--- START SUPPLIED DATA ---

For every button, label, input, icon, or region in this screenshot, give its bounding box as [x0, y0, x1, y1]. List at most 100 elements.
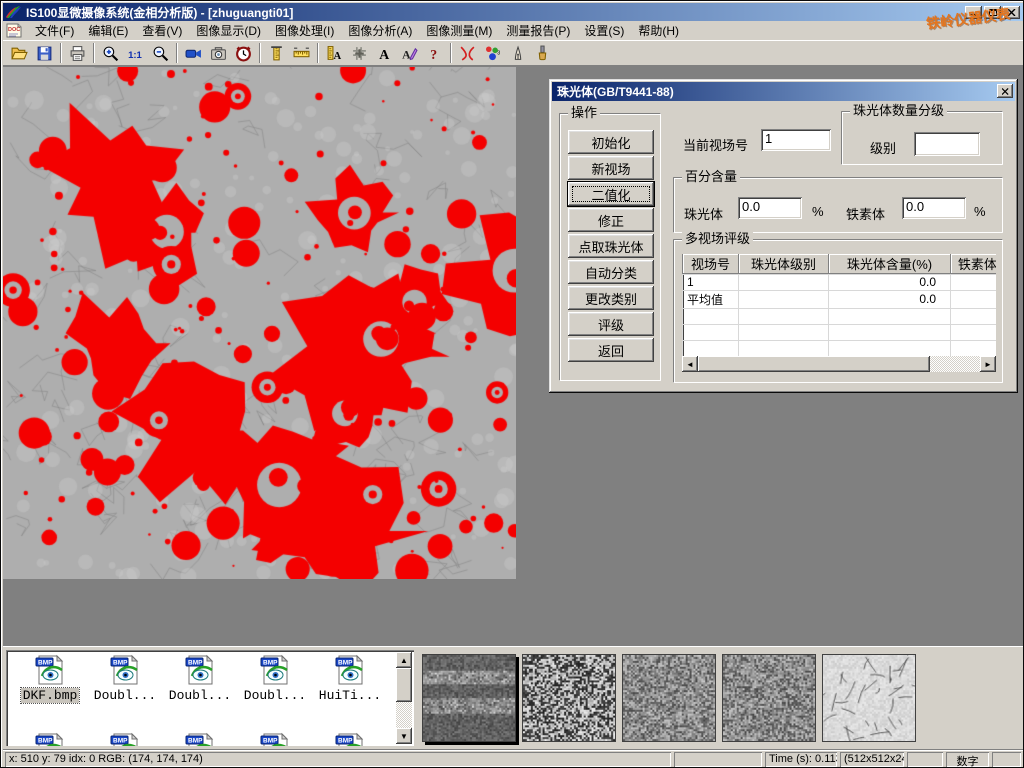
- file-item-1[interactable]: BMP DKF.bmp: [14, 654, 86, 703]
- file-item-5[interactable]: BMPHuiTi...: [314, 654, 386, 703]
- file-item-row2-3[interactable]: BMP: [164, 732, 236, 746]
- document-icon[interactable]: DOC: [6, 23, 22, 38]
- metallograph-image[interactable]: [3, 67, 516, 579]
- bottom-panel: ▲ ▼ BMPDKF.bmpBMPDoubl...BMPDoubl...BMPD…: [3, 646, 1023, 749]
- table-header[interactable]: 珠光体含量(%): [829, 254, 951, 274]
- toolbar-separator: [317, 43, 319, 63]
- save-button[interactable]: [32, 41, 57, 65]
- zoom-in-button[interactable]: [98, 41, 123, 65]
- op-button-7[interactable]: 更改类别: [568, 286, 654, 310]
- scroll-left-button[interactable]: ◄: [682, 356, 698, 372]
- phase-mark-button[interactable]: 3: [480, 41, 505, 65]
- timer-icon: [235, 45, 252, 62]
- bmp-file-icon: BMP: [335, 654, 365, 686]
- dialog-title-bar[interactable]: 珠光体(GB/T9441-88): [552, 82, 1015, 101]
- menu-item-4[interactable]: 图像显示(D): [189, 20, 268, 41]
- table-row[interactable]: [683, 308, 997, 324]
- level-input[interactable]: [914, 132, 980, 156]
- table-row[interactable]: [683, 340, 997, 356]
- folder-open-button[interactable]: [7, 41, 32, 65]
- ruler-button[interactable]: [289, 41, 314, 65]
- minimize-button[interactable]: [965, 6, 982, 19]
- dialog-close-button[interactable]: [997, 84, 1013, 98]
- thumbnail-2[interactable]: [522, 654, 616, 742]
- actual-size-button[interactable]: 1:1: [123, 41, 148, 65]
- file-list-scrollbar[interactable]: ▲ ▼: [396, 652, 412, 744]
- ferrite-percent-input[interactable]: 0.0: [902, 197, 966, 219]
- thumbnail-3[interactable]: [622, 654, 716, 742]
- scroll-down-button[interactable]: ▼: [396, 728, 412, 744]
- op-button-6[interactable]: 自动分类: [568, 260, 654, 284]
- op-button-8[interactable]: 评级: [568, 312, 654, 336]
- curve-tool-button[interactable]: [455, 41, 480, 65]
- bmp-file-icon: BMP: [35, 732, 65, 746]
- table-horizontal-scrollbar[interactable]: ◄ ►: [682, 356, 996, 372]
- bmp-file-icon: BMP: [35, 654, 65, 686]
- scroll-up-button[interactable]: ▲: [396, 652, 412, 668]
- menu-item-2[interactable]: 编辑(E): [81, 20, 135, 41]
- file-item-2[interactable]: BMPDoubl...: [89, 654, 161, 703]
- grid-button[interactable]: [347, 41, 372, 65]
- pen-tool-button[interactable]: [505, 41, 530, 65]
- save-icon: [36, 45, 53, 62]
- menu-item-9[interactable]: 设置(S): [577, 20, 631, 41]
- table-row[interactable]: [683, 324, 997, 340]
- help-button[interactable]: ?: [422, 41, 447, 65]
- op-button-9[interactable]: 返回: [568, 338, 654, 362]
- op-button-4[interactable]: 修正: [568, 208, 654, 232]
- svg-text:1:1: 1:1: [128, 49, 142, 60]
- maximize-button[interactable]: [984, 6, 1001, 19]
- bmp-file-icon: BMP: [260, 732, 290, 746]
- print-button[interactable]: [65, 41, 90, 65]
- table-row[interactable]: 10.0: [683, 274, 997, 290]
- table-header[interactable]: 珠光体级别: [739, 254, 829, 274]
- file-item-row2-5[interactable]: BMP: [314, 732, 386, 746]
- scroll-thumb[interactable]: [396, 668, 412, 702]
- op-button-5[interactable]: 点取珠光体: [568, 234, 654, 258]
- app-logo-icon: [6, 5, 22, 19]
- thumbnail-4[interactable]: [722, 654, 816, 742]
- file-item-4[interactable]: BMPDoubl...: [239, 654, 311, 703]
- file-name: DKF.bmp: [21, 688, 80, 703]
- brush-tool-button[interactable]: [530, 41, 555, 65]
- menu-item-3[interactable]: 查看(V): [135, 20, 189, 41]
- zoom-out-icon: [152, 45, 169, 62]
- op-button-3[interactable]: 二值化: [568, 182, 654, 206]
- menu-item-6[interactable]: 图像分析(A): [341, 20, 419, 41]
- op-button-2[interactable]: 新视场: [568, 156, 654, 180]
- menu-item-5[interactable]: 图像处理(I): [268, 20, 341, 41]
- bmp-file-icon: BMP: [185, 732, 215, 746]
- scroll-thumb[interactable]: [698, 356, 930, 372]
- menu-item-8[interactable]: 测量报告(P): [499, 20, 577, 41]
- annotate-button[interactable]: A: [397, 41, 422, 65]
- file-item-row2-1[interactable]: BMP: [14, 732, 86, 746]
- menu-item-7[interactable]: 图像测量(M): [419, 20, 499, 41]
- zoom-out-button[interactable]: [148, 41, 173, 65]
- file-item-row2-4[interactable]: BMP: [239, 732, 311, 746]
- close-button[interactable]: [1003, 6, 1020, 19]
- thumbnail-1[interactable]: [422, 654, 516, 742]
- file-item-row2-2[interactable]: BMP: [89, 732, 161, 746]
- menu-item-1[interactable]: 文件(F): [28, 20, 81, 41]
- table-row[interactable]: 平均值0.0: [683, 290, 997, 308]
- rating-table[interactable]: 视场号珠光体级别珠光体含量(%)铁素体含量(%)10.0平均值0.0: [682, 254, 996, 372]
- text-button[interactable]: A: [372, 41, 397, 65]
- video-camera-button[interactable]: [181, 41, 206, 65]
- timer-button[interactable]: [231, 41, 256, 65]
- file-list: ▲ ▼ BMPDKF.bmpBMPDoubl...BMPDoubl...BMPD…: [6, 650, 414, 746]
- scroll-track[interactable]: [698, 356, 980, 372]
- camera-button[interactable]: [206, 41, 231, 65]
- caliper-button[interactable]: [264, 41, 289, 65]
- file-item-3[interactable]: BMPDoubl...: [164, 654, 236, 703]
- phase-mark-icon: 3: [484, 45, 501, 62]
- pearlite-percent-input[interactable]: 0.0: [738, 197, 802, 219]
- scroll-right-button[interactable]: ►: [980, 356, 996, 372]
- table-header[interactable]: 视场号: [683, 254, 739, 274]
- table-header[interactable]: 铁素体含量(%): [951, 254, 997, 274]
- thumbnail-5[interactable]: [822, 654, 916, 742]
- current-field-input[interactable]: 1: [761, 129, 831, 151]
- op-button-1[interactable]: 初始化: [568, 130, 654, 154]
- pearlite-percent-unit: %: [812, 204, 824, 219]
- menu-item-10[interactable]: 帮助(H): [631, 20, 686, 41]
- measure-text-button[interactable]: A: [322, 41, 347, 65]
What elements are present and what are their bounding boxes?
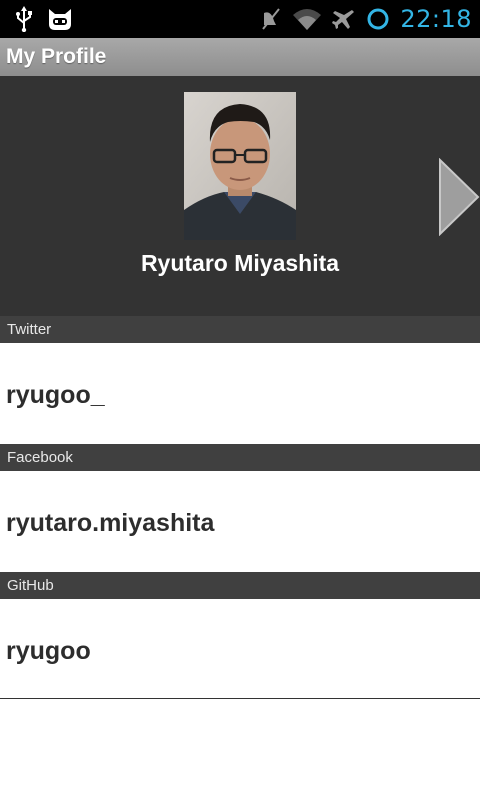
list-divider — [0, 698, 480, 699]
status-bar-left — [14, 5, 74, 33]
section-header-facebook: Facebook — [0, 444, 480, 471]
section-header-twitter: Twitter — [0, 316, 480, 343]
sync-icon — [366, 7, 390, 31]
section-label-twitter: Twitter — [7, 321, 52, 338]
twitter-username: ryugoo_ — [6, 381, 105, 409]
list-item-github[interactable]: ryugoo — [0, 599, 480, 698]
status-bar: 22:18 — [0, 0, 480, 38]
status-bar-right: 22:18 — [260, 0, 472, 38]
section-label-facebook: Facebook — [7, 449, 73, 466]
action-bar: My Profile — [0, 38, 480, 77]
section-header-github: GitHub — [0, 572, 480, 599]
list-item-twitter[interactable]: ryugoo_ — [0, 343, 480, 444]
mute-icon — [260, 7, 282, 31]
status-clock: 22:18 — [400, 5, 472, 33]
usb-icon — [14, 6, 34, 32]
wifi-icon — [292, 7, 322, 31]
facebook-username: ryutaro.miyashita — [6, 509, 215, 537]
cyanogenmod-icon — [46, 6, 74, 32]
section-label-github: GitHub — [7, 577, 54, 594]
list-item-facebook[interactable]: ryutaro.miyashita — [0, 471, 480, 572]
profile-name: Ryutaro Miyashita — [140, 250, 340, 276]
profile-header: Ryutaro Miyashita — [0, 76, 480, 316]
page-title: My Profile — [6, 45, 107, 68]
airplane-icon — [332, 7, 356, 31]
github-username: ryugoo — [6, 637, 91, 665]
next-arrow-icon[interactable] — [438, 157, 480, 240]
avatar — [184, 92, 296, 240]
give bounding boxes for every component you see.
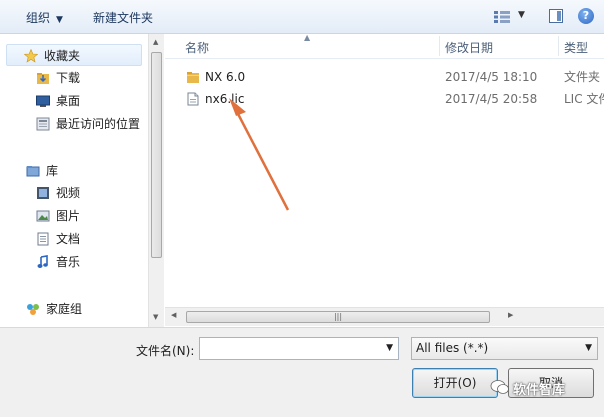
- folder-icon: [187, 72, 199, 83]
- navigation-pane: 收藏夹 下载 桌面 最近访问的位置 库 视频 图片 文档 音乐 家庭组: [0, 34, 148, 327]
- video-icon: [37, 187, 49, 199]
- file-list: ▲ 名称 修改日期 类型 NX 6.0 2017/4/5 18:10 文件夹 n…: [165, 33, 604, 307]
- open-button[interactable]: 打开(O): [412, 368, 498, 398]
- recent-places-icon: [36, 117, 50, 131]
- file-type: LIC 文件: [564, 92, 604, 106]
- scroll-thumb[interactable]: |||: [186, 311, 490, 323]
- view-options-icon[interactable]: [494, 11, 510, 23]
- filetype-value: All files (*.*): [416, 341, 489, 355]
- file-icon: [187, 92, 199, 106]
- document-icon: [37, 232, 49, 246]
- organize-label: 组织: [26, 11, 51, 25]
- library-icon: [26, 166, 40, 177]
- file-type: 文件夹: [564, 70, 601, 84]
- scroll-up-icon[interactable]: ▲: [153, 38, 158, 46]
- sort-ascending-icon: ▲: [304, 33, 311, 42]
- file-list-horizontal-scrollbar[interactable]: ◀ ||| ▶: [165, 307, 604, 326]
- preview-pane-icon[interactable]: [549, 9, 563, 23]
- nav-label: 视频: [56, 186, 81, 200]
- scroll-thumb[interactable]: [151, 52, 162, 258]
- scroll-down-icon[interactable]: ▼: [153, 313, 158, 321]
- star-icon: [24, 49, 38, 63]
- nav-label: 音乐: [56, 255, 81, 269]
- wechat-logo-icon: [490, 380, 509, 394]
- dialog-bottom-panel: 文件名(N): ▼ All files (*.*) ▼ 打开(O) 取消: [0, 327, 604, 417]
- file-name: nx6.lic: [205, 92, 245, 106]
- new-folder-button[interactable]: 新建文件夹: [93, 9, 153, 27]
- file-date: 2017/4/5 18:10: [445, 70, 538, 84]
- chevron-down-icon: ▼: [56, 15, 63, 25]
- nav-label: 桌面: [56, 94, 81, 108]
- scroll-right-icon[interactable]: ▶: [508, 311, 513, 319]
- homegroup-icon: [27, 304, 39, 315]
- column-divider[interactable]: [439, 36, 440, 56]
- column-header-row: ▲ 名称 修改日期 类型: [165, 33, 604, 59]
- view-dropdown-icon[interactable]: ▼: [518, 10, 525, 20]
- desktop-icon: [36, 95, 50, 107]
- watermark-text: 软件智库: [513, 383, 566, 398]
- chevron-down-icon[interactable]: ▼: [386, 343, 393, 353]
- nav-vertical-scrollbar[interactable]: ▲ ▼: [148, 34, 164, 327]
- filename-input[interactable]: ▼: [199, 337, 399, 360]
- music-icon: [37, 255, 48, 268]
- file-date: 2017/4/5 20:58: [445, 92, 538, 106]
- picture-icon: [36, 210, 50, 222]
- nav-label: 下载: [56, 71, 81, 85]
- column-header-modified[interactable]: 修改日期: [445, 39, 493, 56]
- filename-label: 文件名(N):: [136, 344, 195, 358]
- column-header-type[interactable]: 类型: [564, 39, 588, 56]
- download-folder-icon: [37, 73, 49, 84]
- column-divider[interactable]: [558, 36, 559, 56]
- nav-label: 文档: [56, 232, 81, 246]
- chevron-down-icon[interactable]: ▼: [585, 343, 592, 353]
- scroll-left-icon[interactable]: ◀: [171, 311, 176, 319]
- organize-menu-button[interactable]: 组织 ▼: [26, 9, 63, 27]
- toolbar: 组织 ▼ 新建文件夹 ▼ ?: [0, 0, 604, 34]
- file-name: NX 6.0: [205, 70, 246, 84]
- column-header-name[interactable]: 名称: [185, 39, 209, 56]
- filetype-select[interactable]: All files (*.*) ▼: [411, 337, 598, 360]
- nav-label: 图片: [56, 209, 81, 223]
- nav-label: 库: [46, 164, 59, 178]
- help-icon[interactable]: ?: [578, 8, 594, 24]
- file-row[interactable]: NX 6.0 2017/4/5 18:10 文件夹: [165, 67, 604, 87]
- file-row[interactable]: nx6.lic 2017/4/5 20:58 LIC 文件: [165, 89, 604, 109]
- nav-label: 收藏夹: [44, 49, 81, 63]
- nav-label: 家庭组: [46, 302, 83, 316]
- nav-label: 最近访问的位置: [56, 117, 141, 131]
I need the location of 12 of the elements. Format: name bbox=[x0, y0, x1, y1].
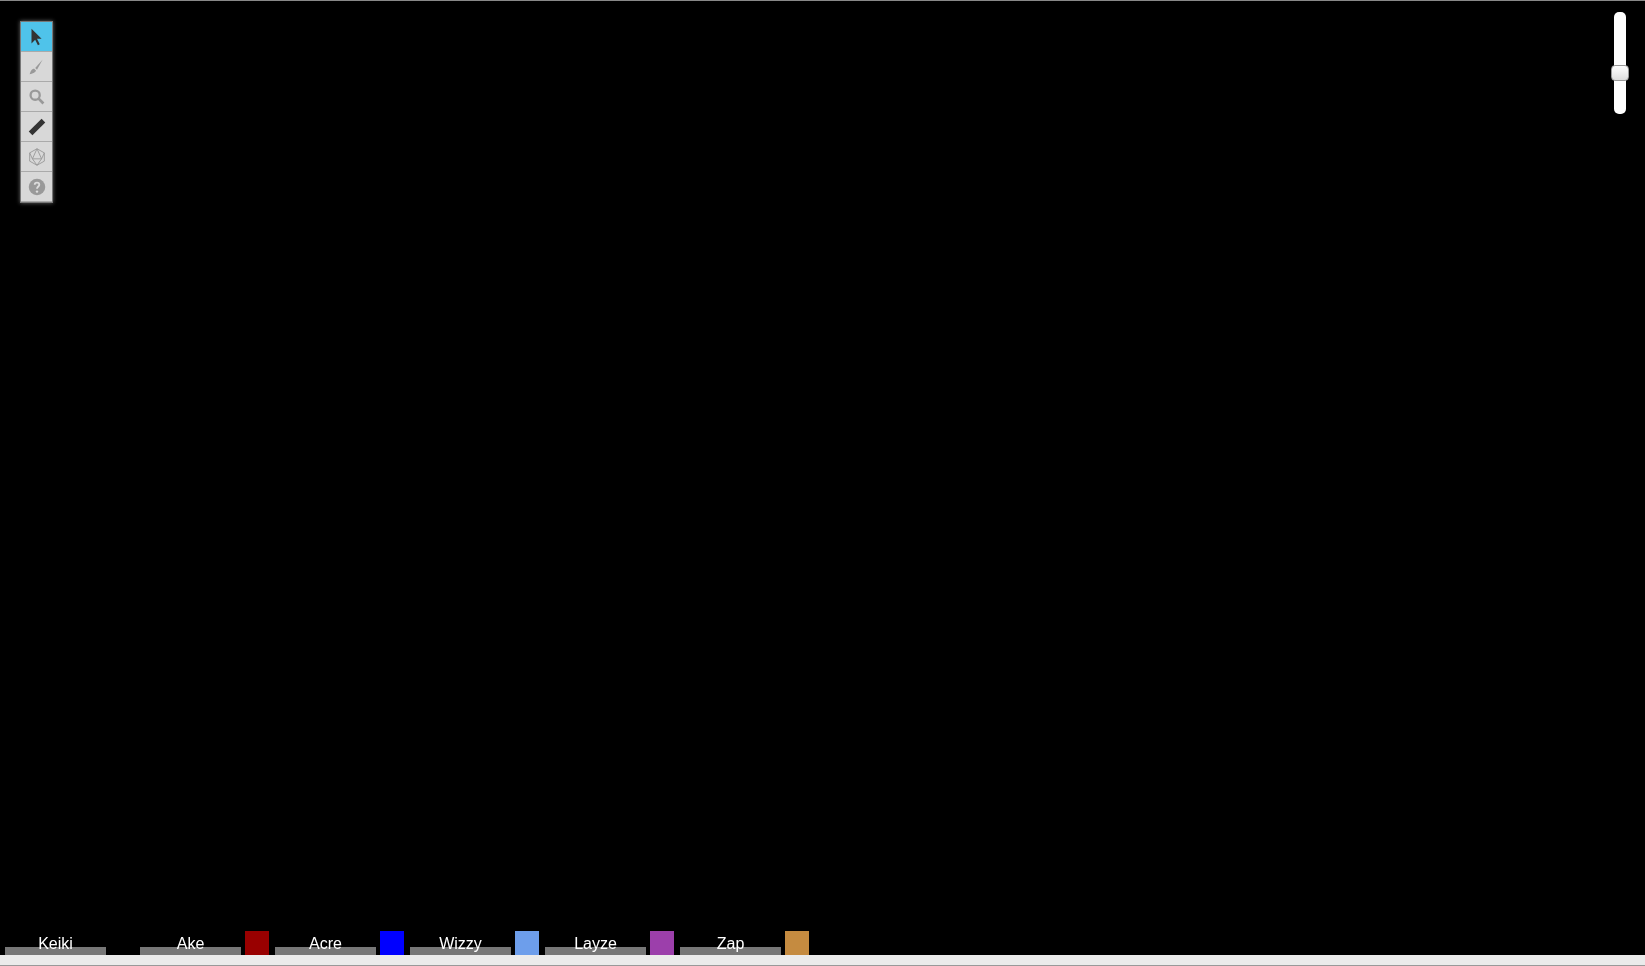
slider-thumb[interactable] bbox=[1611, 65, 1629, 82]
player-name[interactable]: Keiki bbox=[5, 935, 106, 953]
player-name[interactable]: Acre bbox=[275, 935, 376, 953]
pointer-tool[interactable] bbox=[21, 22, 52, 52]
map-canvas[interactable]: Keiki Ake Acre Wizzy Layze Zap bbox=[0, 0, 1645, 955]
player-name[interactable]: Zap bbox=[680, 935, 781, 953]
player-name[interactable]: Layze bbox=[545, 935, 646, 953]
ruler-tool[interactable] bbox=[21, 112, 52, 142]
help-tool[interactable] bbox=[21, 172, 52, 202]
zoom-slider[interactable] bbox=[1614, 12, 1626, 114]
player-name[interactable]: Wizzy bbox=[410, 935, 511, 953]
player-name[interactable]: Ake bbox=[140, 935, 241, 953]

--- END SUPPLIED DATA ---

■ STATED TASK: Reproduce everything in the material from the line containing "slider-thumb[interactable] bbox=[1611, 65, 1629, 82]" down to the line containing "ruler-tool[interactable] bbox=[21, 112, 52, 142]", with "player-name" changed to "player-label" and nothing else altered.

■ RESPONSE:
slider-thumb[interactable] bbox=[1611, 65, 1629, 82]
player-label[interactable]: Keiki bbox=[5, 935, 106, 953]
player-label[interactable]: Acre bbox=[275, 935, 376, 953]
pointer-tool[interactable] bbox=[21, 22, 52, 52]
map-canvas[interactable]: Keiki Ake Acre Wizzy Layze Zap bbox=[0, 0, 1645, 955]
player-label[interactable]: Zap bbox=[680, 935, 781, 953]
player-label[interactable]: Layze bbox=[545, 935, 646, 953]
ruler-tool[interactable] bbox=[21, 112, 52, 142]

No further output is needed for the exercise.